**EXERCISE OBJECTIVE**. Turn every line of the listing below into a numbered list, omitting any blank lines.

[Begin EXTRACTED INFORMATION]

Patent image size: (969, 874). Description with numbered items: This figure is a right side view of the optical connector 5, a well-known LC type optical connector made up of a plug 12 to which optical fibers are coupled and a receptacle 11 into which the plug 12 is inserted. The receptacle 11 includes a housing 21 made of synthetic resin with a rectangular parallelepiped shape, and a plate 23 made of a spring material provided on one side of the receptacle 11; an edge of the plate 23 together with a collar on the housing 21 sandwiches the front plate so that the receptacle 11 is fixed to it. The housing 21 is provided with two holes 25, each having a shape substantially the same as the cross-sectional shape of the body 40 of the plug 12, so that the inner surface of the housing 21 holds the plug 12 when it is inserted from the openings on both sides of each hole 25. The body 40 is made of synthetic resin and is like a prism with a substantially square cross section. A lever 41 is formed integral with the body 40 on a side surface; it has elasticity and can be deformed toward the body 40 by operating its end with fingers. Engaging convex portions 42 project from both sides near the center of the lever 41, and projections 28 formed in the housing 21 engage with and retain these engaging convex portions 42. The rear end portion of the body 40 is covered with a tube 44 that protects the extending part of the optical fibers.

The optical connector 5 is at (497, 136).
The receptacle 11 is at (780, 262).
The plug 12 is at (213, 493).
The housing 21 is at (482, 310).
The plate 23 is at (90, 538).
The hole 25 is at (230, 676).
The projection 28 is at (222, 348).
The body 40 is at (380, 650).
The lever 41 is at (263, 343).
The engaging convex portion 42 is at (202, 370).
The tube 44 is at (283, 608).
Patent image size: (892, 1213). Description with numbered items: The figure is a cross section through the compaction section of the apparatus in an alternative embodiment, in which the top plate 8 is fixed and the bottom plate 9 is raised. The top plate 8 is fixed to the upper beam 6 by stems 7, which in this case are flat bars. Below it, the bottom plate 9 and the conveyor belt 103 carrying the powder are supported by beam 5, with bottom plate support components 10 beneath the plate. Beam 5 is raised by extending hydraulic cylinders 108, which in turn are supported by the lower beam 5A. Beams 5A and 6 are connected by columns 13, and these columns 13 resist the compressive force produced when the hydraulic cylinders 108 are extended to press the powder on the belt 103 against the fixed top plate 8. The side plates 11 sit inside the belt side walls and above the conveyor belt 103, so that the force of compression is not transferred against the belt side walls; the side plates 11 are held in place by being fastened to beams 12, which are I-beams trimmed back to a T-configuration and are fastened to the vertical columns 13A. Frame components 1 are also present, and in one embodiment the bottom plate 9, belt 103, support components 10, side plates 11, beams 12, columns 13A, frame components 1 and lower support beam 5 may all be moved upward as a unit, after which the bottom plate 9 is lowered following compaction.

[End EXTRACTED INFORMATION]

**FINISHED EXERCISE**.
1. Patent image size: (969, 874). Description with numbered items: This figure is a right side view of the optical connector 5, a well-known LC type optical connector made up of a plug 12 to which optical fibers are coupled and a receptacle 11 into which the plug 12 is inserted. The receptacle 11 includes a housing 21 made of synthetic resin with a rectangular parallelepiped shape, and a plate 23 made of a spring material provided on one side of the receptacle 11; an edge of the plate 23 together with a collar on the housing 21 sandwiches the front plate so that the receptacle 11 is fixed to it. The housing 21 is provided with two holes 25, each having a shape substantially the same as the cross-sectional shape of the body 40 of the plug 12, so that the inner surface of the housing 21 holds the plug 12 when it is inserted from the openings on both sides of each hole 25. The body 40 is made of synthetic resin and is like a prism with a substantially square cross section. A lever 41 is formed integral with the body 40 on a side surface; it has elasticity and can be deformed toward the body 40 by operating its end with fingers. Engaging convex portions 42 project from both sides near the center of the lever 41, and projections 28 formed in the housing 21 engage with and retain these engaging convex portions 42. The rear end portion of the body 40 is covered with a tube 44 that protects the extending part of the optical fibers.
2. The optical connector 5 is at (497, 136).
3. The receptacle 11 is at (780, 262).
4. The plug 12 is at (213, 493).
5. The housing 21 is at (482, 310).
6. The plate 23 is at (90, 538).
7. The hole 25 is at (230, 676).
8. The projection 28 is at (222, 348).
9. The body 40 is at (380, 650).
10. The lever 41 is at (263, 343).
11. The engaging convex portion 42 is at (202, 370).
12. The tube 44 is at (283, 608).
13. Patent image size: (892, 1213). Description with numbered items: The figure is a cross section through the compaction section of the apparatus in an alternative embodiment, in which the top plate 8 is fixed and the bottom plate 9 is raised. The top plate 8 is fixed to the upper beam 6 by stems 7, which in this case are flat bars. Below it, the bottom plate 9 and the conveyor belt 103 carrying the powder are supported by beam 5, with bottom plate support components 10 beneath the plate. Beam 5 is raised by extending hydraulic cylinders 108, which in turn are supported by the lower beam 5A. Beams 5A and 6 are connected by columns 13, and these columns 13 resist the compressive force produced when the hydraulic cylinders 108 are extended to press the powder on the belt 103 against the fixed top plate 8. The side plates 11 sit inside the belt side walls and above the conveyor belt 103, so that the force of compression is not transferred against the belt side walls; the side plates 11 are held in place by being fastened to beams 12, which are I-beams trimmed back to a T-configuration and are fastened to the vertical columns 13A. Frame components 1 are also present, and in one embodiment the bottom plate 9, belt 103, support components 10, side plates 11, beams 12, columns 13A, frame components 1 and lower support beam 5 may all be moved upward as a unit, after which the bottom plate 9 is lowered following compaction.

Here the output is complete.